Copy out the final stretch of the listing: the line that contains "Transcribe the text in this document." and all lines after it, exactly as they appear.

(Lines of data)
═══

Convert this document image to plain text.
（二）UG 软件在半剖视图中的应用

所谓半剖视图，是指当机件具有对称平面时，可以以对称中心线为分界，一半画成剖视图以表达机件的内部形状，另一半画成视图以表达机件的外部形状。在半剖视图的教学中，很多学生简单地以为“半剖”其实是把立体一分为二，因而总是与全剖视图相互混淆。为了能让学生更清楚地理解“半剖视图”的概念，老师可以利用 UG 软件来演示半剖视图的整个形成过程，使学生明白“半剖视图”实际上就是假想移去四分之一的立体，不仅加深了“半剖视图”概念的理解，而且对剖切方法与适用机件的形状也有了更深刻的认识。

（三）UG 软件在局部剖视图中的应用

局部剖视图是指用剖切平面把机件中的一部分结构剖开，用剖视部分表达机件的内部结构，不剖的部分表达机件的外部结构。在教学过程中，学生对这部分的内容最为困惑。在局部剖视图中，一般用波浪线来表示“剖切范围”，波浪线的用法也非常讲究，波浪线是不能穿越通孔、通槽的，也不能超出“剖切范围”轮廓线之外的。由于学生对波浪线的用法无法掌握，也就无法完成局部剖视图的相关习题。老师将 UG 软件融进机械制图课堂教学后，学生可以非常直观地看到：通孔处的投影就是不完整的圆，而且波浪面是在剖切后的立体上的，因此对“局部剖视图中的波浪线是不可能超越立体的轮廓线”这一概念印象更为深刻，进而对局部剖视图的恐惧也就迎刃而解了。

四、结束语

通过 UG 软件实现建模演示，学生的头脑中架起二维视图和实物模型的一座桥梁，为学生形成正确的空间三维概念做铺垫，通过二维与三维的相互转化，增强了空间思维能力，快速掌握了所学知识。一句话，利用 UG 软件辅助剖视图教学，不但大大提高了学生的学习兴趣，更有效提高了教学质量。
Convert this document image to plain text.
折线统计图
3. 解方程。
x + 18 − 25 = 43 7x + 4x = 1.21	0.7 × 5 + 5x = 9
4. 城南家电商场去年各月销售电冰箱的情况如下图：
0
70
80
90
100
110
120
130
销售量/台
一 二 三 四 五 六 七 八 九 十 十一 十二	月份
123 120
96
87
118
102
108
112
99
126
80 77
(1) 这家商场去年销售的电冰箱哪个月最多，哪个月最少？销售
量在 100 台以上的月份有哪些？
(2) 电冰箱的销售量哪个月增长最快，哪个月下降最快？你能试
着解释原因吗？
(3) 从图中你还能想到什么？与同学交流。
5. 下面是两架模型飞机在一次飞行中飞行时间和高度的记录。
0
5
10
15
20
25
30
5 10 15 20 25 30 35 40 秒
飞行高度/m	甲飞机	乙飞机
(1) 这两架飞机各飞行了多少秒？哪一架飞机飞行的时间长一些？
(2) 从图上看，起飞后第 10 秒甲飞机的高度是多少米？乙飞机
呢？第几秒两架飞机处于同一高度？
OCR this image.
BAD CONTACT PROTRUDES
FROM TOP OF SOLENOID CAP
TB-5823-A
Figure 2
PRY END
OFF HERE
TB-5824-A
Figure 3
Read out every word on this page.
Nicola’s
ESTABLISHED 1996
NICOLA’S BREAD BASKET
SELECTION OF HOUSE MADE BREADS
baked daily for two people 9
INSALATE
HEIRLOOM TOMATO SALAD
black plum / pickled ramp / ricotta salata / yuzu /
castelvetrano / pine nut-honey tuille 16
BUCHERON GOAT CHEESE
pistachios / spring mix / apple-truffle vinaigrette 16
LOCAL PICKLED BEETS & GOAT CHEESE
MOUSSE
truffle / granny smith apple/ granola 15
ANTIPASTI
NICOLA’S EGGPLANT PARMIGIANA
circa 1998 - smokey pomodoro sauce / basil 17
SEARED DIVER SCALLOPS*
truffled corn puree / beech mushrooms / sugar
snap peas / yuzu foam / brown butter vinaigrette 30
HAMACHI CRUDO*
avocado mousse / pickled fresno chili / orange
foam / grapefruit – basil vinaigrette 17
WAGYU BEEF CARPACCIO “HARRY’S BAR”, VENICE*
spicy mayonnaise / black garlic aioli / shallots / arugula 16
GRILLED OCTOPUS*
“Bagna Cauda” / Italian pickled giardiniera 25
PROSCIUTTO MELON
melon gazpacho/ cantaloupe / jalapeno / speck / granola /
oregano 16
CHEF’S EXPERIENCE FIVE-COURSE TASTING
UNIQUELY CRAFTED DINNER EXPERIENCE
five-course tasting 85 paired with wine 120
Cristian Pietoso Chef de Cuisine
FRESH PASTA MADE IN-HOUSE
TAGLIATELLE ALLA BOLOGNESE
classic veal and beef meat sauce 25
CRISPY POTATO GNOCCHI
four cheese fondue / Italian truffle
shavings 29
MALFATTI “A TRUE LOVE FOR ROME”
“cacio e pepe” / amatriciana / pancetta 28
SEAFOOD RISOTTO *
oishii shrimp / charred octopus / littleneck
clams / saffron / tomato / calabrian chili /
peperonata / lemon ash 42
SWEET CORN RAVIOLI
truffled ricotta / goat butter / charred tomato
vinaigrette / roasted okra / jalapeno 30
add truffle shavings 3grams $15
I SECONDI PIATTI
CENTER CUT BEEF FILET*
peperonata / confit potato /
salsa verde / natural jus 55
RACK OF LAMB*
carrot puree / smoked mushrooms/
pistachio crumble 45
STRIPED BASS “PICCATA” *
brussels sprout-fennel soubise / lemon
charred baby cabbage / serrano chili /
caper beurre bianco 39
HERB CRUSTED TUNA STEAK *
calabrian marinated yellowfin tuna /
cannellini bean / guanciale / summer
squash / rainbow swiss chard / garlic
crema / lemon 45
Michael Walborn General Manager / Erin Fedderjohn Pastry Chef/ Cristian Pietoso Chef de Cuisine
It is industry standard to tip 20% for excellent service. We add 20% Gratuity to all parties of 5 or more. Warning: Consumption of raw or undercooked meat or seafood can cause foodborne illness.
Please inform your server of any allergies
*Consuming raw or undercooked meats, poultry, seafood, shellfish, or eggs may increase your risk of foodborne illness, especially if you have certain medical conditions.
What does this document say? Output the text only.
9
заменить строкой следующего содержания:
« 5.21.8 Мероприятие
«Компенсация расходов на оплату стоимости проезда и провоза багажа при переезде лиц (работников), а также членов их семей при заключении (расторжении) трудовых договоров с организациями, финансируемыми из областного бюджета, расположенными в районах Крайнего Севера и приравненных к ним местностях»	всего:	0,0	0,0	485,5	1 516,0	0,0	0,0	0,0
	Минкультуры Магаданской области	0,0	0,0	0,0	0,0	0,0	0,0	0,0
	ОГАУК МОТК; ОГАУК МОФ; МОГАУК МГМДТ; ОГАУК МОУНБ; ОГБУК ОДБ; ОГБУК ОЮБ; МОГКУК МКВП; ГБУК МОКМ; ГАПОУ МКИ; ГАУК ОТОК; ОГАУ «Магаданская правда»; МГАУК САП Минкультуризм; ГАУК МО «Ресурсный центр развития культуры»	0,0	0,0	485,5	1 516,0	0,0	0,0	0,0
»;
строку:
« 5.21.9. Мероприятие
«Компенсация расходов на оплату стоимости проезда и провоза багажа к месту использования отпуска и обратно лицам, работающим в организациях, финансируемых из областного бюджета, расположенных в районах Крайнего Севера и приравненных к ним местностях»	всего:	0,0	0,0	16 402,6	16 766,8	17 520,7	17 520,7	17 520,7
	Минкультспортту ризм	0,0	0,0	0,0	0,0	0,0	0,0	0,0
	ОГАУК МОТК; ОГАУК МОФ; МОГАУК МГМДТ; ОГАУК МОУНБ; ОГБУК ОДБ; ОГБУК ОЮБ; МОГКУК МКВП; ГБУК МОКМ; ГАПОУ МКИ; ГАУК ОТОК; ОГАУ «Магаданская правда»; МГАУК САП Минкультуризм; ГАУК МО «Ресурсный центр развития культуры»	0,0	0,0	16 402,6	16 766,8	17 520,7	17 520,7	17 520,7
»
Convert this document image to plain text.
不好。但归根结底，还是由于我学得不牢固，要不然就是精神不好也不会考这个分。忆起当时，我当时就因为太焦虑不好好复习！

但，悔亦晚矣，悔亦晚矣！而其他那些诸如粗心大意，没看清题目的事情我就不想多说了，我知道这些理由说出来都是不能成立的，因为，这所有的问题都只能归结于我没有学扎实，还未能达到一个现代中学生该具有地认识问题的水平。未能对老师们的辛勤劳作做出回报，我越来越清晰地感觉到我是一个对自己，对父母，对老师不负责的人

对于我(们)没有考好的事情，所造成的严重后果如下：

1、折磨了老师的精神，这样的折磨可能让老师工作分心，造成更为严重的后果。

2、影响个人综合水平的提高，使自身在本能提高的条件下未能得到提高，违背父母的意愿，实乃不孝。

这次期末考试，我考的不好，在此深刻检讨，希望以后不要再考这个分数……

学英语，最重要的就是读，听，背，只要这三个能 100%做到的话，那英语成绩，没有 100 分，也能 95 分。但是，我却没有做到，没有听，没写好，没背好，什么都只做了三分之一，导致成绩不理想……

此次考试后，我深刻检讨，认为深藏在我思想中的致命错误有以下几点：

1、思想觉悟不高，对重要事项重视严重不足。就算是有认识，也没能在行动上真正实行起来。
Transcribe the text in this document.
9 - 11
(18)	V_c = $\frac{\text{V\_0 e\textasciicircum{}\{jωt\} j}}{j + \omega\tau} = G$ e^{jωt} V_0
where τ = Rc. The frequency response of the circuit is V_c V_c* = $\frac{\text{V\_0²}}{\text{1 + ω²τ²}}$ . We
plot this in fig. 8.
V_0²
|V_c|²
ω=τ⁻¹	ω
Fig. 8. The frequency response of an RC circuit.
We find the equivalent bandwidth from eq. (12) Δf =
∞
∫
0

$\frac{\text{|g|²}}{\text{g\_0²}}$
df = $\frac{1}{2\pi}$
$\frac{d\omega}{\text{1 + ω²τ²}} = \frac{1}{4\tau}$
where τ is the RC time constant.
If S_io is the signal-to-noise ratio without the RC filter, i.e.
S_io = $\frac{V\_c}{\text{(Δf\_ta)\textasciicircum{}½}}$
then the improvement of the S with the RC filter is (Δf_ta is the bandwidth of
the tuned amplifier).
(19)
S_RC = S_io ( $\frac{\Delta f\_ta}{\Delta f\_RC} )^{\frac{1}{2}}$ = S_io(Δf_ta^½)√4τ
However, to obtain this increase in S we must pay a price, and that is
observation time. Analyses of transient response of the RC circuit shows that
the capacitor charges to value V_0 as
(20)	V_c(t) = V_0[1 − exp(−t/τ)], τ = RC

═══

▶ Problem solution:
Transcribe the text in this document.
9 - 11
(18)	V_c = $\frac{\text{V\_0 e\textasciicircum{}\{jωt\} j}}{j + \omega\tau} = G$ e^{jωt} V_0
where τ = Rc. The frequency response of the circuit is V_c V_c* = $\frac{\text{V\_0²}}{\text{1 + ω²τ²}}$ . We
plot this in fig. 8.
V_0²
|V_c|²
ω=τ⁻¹	ω
Fig. 8. The frequency response of an RC circuit.
We find the equivalent bandwidth from eq. (12) Δf =
∞
∫
0

$\frac{\text{|g|²}}{\text{g\_0²}}$
df = $\frac{1}{2\pi}$
$\frac{d\omega}{\text{1 + ω²τ²}} = \frac{1}{4\tau}$
where τ is the RC time constant.
If S_io is the signal-to-noise ratio without the RC filter, i.e.
S_io = $\frac{V\_c}{\text{(Δf\_ta)\textasciicircum{}½}}$
then the improvement of the S with the RC filter is (Δf_ta is the bandwidth of
the tuned amplifier).
(19)
S_RC = S_io ( $\frac{\Delta f\_ta}{\Delta f\_RC} )^{\frac{1}{2}}$ = S_io(Δf_ta^½)√4τ
However, to obtain this increase in S we must pay a price, and that is
observation time. Analyses of transient response of the RC circuit shows that
the capacitor charges to value V_0 as
(20)	V_c(t) = V_0[1 − exp(−t/τ)], τ = RC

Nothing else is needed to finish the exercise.